### The task
The exercise asks you to copy every line below in which "with" appears.

BEGIN Entries provided

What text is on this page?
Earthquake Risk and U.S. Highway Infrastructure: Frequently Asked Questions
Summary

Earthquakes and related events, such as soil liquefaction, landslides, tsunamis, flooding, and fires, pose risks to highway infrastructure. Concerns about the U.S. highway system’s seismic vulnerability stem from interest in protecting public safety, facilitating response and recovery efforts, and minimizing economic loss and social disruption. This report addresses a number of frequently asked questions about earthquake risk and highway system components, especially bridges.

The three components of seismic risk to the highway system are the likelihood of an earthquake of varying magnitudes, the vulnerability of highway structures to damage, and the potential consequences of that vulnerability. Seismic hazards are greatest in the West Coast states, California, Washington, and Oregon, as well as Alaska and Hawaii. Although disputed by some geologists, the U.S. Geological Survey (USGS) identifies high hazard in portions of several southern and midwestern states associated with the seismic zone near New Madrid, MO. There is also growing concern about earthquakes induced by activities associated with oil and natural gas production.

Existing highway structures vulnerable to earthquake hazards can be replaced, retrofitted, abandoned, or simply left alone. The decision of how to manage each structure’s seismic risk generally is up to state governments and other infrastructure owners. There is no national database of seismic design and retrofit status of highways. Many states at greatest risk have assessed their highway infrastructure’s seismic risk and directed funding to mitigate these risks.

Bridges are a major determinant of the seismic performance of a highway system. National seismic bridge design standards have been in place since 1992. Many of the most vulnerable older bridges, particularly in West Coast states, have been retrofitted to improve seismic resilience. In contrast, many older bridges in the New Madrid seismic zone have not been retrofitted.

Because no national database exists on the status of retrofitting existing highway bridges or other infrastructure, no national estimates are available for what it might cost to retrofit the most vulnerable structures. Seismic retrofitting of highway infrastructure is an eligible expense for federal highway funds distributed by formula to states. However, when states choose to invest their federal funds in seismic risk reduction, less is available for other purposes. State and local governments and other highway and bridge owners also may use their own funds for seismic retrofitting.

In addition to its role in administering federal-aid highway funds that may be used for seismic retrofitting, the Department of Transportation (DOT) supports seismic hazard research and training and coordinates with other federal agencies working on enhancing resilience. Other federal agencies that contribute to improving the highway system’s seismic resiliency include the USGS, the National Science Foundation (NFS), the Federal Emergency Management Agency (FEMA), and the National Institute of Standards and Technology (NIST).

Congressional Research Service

END Entries provided

### Answer for the task
The three components of seismic risk to the highway system are the likelihood of an earthquake of varying magnitudes, the vulnerability of highway structures to damage, and the potential consequences of that vulnerability. Seismic hazards are greatest in the West Coast states, California, Washington, and Oregon, as well as Alaska and Hawaii. Although disputed by some geologists, the U.S. Geological Survey (USGS) identifies high hazard in portions of several southern and midwestern states associated with the seismic zone near New Madrid, MO. There is also growing concern about earthquakes induced by activities associated with oil and natural gas production.
In addition to its role in administering federal-aid highway funds that may be used for seismic retrofitting, the Department of Transportation (DOT) supports seismic hazard research and training and coordinates with other federal agencies working on enhancing resilience. Other federal agencies that contribute to improving the highway system’s seismic resiliency include the USGS, the National Science Foundation (NFS), the Federal Emergency Management Agency (FEMA), and the National Institute of Standards and Technology (NIST).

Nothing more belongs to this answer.